▸ SELECTED EXTRACT
-.-.-
From: "Wei, Jiangang" <weijg.fnst@cn.fujitsu.com>
To: "mingo@kernel.org" <mingo@kernel.org>
Cc: "tglx@linutronix.de" <tglx@linutronix.de>,
"linux-kernel@vger.kernel.org" <linux-kernel@vger.kernel.org>,
"hpa@zytor.com" <hpa@zytor.com>,
"mingo@redhat.com" <mingo@redhat.com>,
"x86@kernel.org" <x86@kernel.org>,
"fenghua.yu@intel.com" <fenghua.yu@intel.com>
Subject: Re: [PATCH 1/2] x86/apic: shutdown local APIC before I/O APIC during crash
Date: Mon, 4 Jul 2016 09:44:44 +0000 [thread overview]
Message-ID: <1467625358.2119.55.camel@localhost> (raw)
In-Reply-To: <20160701103620.GA12394@gmail.com>
Hi, Ingo
Thanks for your comments firstly.
On Fri, 2016-07-01 at 12:36 +0200, Ingo Molnar wrote:
> * Wei Jiangang <weijg.fnst@cn.fujitsu.com> wrote:
>
> > commit <522e66464467> disables I/O APIC before shutdown of
> > the local APIC for both reboot and crash path.
> > and commit <2885432aaf15> declares that 'it still makes sense to
> > quiet IO APIC before disabling Local APIC'.
>
> That's not how we refer to commits in changelogs.
>
OK, I will fix it and pay attention to it in the following patch.
> > However, the former introduced a bug for crashdown.
>
> What is 'crashdown'? It's not referred to in the kernel source even once.
well, I mean ...
If we trigger kernel panic with the following commands, the capture
kernel should boot normally and captures the dump image.
#echo 1 > /proc/sys/kernel/sysrq
#echo c > /proc/sysrq-trigger
But due to commit 522e66464467 changes the APIC shutdown sequence in
native_machine_crash_shutdown(), the capture kernel doesn't boot
normally and
hang in calibrate_delay_converge(), waiting for the jiffies to be
updated.
-.-.-
▸ THE PROBLEM
In the reply about the APIC crash patch, why does the capture kernel fail to boot normally after a panic, and where does it get stuck?
-.-.-
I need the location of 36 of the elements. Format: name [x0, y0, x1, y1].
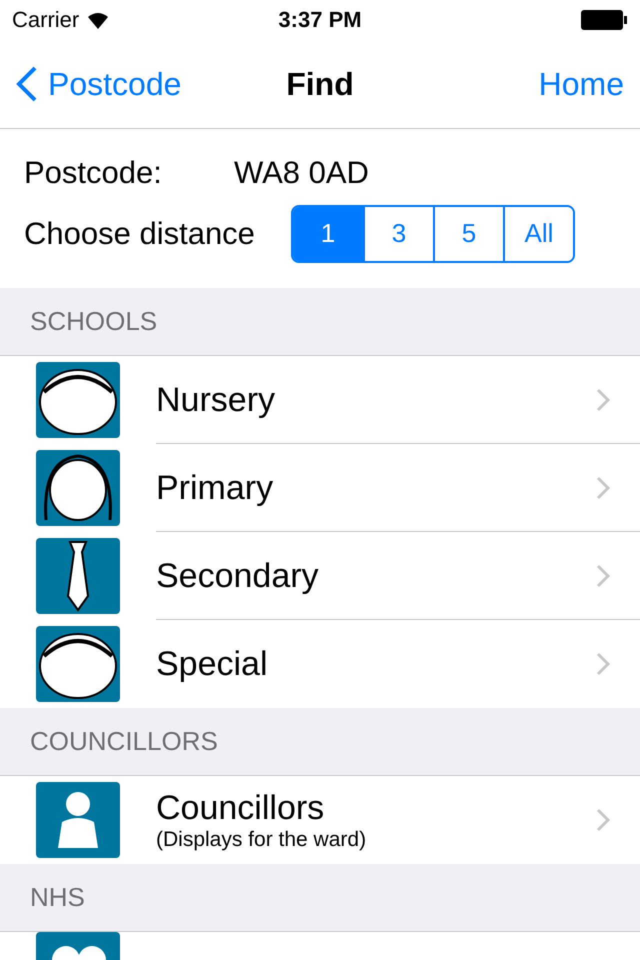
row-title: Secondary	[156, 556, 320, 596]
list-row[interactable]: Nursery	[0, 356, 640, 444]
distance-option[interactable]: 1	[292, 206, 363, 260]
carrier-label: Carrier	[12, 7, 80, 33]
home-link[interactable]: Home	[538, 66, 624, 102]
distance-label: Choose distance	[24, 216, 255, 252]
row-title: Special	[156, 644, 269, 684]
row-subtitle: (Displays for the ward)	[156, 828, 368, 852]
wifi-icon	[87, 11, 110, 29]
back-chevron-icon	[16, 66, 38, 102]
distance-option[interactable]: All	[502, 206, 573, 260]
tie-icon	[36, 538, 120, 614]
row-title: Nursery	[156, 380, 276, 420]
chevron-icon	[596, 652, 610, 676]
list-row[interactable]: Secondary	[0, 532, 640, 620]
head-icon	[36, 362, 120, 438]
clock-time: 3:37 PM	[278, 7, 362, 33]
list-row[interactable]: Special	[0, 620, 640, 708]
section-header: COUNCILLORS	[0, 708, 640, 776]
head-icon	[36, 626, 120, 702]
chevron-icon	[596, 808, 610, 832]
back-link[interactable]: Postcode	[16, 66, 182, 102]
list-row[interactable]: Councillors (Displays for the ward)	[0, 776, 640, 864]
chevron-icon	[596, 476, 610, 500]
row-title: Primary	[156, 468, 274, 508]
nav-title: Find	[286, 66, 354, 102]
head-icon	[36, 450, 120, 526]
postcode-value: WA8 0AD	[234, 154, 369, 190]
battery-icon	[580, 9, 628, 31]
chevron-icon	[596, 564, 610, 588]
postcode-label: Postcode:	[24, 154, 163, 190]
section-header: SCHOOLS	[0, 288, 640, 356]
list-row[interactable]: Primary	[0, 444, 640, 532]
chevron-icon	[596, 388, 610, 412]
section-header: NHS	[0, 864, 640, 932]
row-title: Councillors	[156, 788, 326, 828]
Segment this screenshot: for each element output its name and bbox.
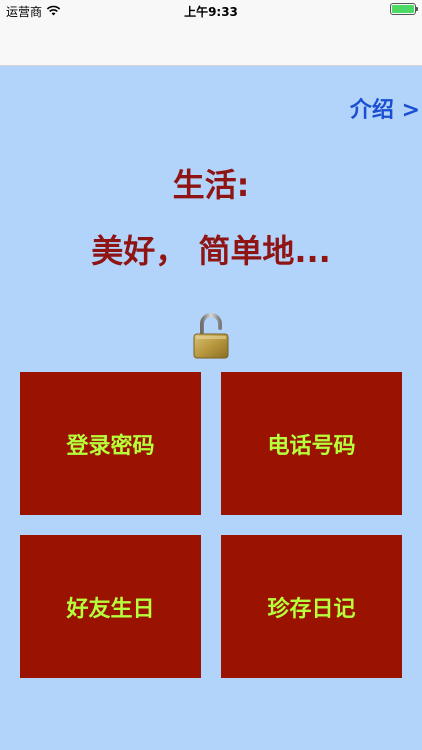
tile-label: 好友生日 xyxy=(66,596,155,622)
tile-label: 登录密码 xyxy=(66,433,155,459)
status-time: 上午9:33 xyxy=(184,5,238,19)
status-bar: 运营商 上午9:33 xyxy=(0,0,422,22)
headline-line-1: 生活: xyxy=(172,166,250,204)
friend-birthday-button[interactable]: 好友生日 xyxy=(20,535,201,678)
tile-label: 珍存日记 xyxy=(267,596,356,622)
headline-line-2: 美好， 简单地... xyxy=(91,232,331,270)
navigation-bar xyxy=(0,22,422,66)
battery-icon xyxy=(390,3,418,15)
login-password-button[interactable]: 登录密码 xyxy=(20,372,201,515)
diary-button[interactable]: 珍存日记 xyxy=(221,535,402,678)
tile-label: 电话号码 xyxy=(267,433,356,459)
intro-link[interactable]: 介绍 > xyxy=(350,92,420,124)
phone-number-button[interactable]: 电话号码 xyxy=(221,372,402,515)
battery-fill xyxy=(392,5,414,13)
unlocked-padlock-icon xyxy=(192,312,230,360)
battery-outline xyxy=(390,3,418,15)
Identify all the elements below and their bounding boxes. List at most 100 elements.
-.-.-
▸ THE ANSWER
Commit 522e66464467 changed the APIC shutdown sequence in native_machine_crash_shutdown(), so the I/O APIC is disabled before the local APIC is shut down. Because of this, the capture kernel hangs in calibrate_delay_converge(), waiting for the jiffies to be updated.